◆ **Stored rows**:
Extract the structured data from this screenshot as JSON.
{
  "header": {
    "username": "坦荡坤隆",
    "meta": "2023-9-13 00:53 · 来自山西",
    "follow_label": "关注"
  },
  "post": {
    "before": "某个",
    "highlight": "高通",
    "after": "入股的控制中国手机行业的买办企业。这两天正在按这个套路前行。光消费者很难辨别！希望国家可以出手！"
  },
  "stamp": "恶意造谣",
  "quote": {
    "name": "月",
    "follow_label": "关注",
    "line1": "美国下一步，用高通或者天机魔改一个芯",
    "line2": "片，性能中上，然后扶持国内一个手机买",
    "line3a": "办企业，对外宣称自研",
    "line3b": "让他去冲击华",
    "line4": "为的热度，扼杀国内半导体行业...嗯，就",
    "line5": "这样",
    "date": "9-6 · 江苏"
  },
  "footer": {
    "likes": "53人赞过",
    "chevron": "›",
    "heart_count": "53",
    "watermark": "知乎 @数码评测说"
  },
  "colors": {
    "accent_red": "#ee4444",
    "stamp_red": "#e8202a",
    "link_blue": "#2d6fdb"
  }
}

◆ **What is needed**:
Repeat all of the entries exactly.

◆ **The answer**:
Extract the structured data from this screenshot as JSON.
{
  "header": {
    "username": "坦荡坤隆",
    "meta": "2023-9-13 00:53 · 来自山西",
    "follow_label": "关注"
  },
  "post": {
    "before": "某个",
    "highlight": "高通",
    "after": "入股的控制中国手机行业的买办企业。这两天正在按这个套路前行。光消费者很难辨别！希望国家可以出手！"
  },
  "stamp": "恶意造谣",
  "quote": {
    "name": "月",
    "follow_label": "关注",
    "line1": "美国下一步，用高通或者天机魔改一个芯",
    "line2": "片，性能中上，然后扶持国内一个手机买",
    "line3a": "办企业，对外宣称自研",
    "line3b": "让他去冲击华",
    "line4": "为的热度，扼杀国内半导体行业...嗯，就",
    "line5": "这样",
    "date": "9-6 · 江苏"
  },
  "footer": {
    "likes": "53人赞过",
    "chevron": "›",
    "heart_count": "53",
    "watermark": "知乎 @数码评测说"
  },
  "colors": {
    "accent_red": "#ee4444",
    "stamp_red": "#e8202a",
    "link_blue": "#2d6fdb"
  }
}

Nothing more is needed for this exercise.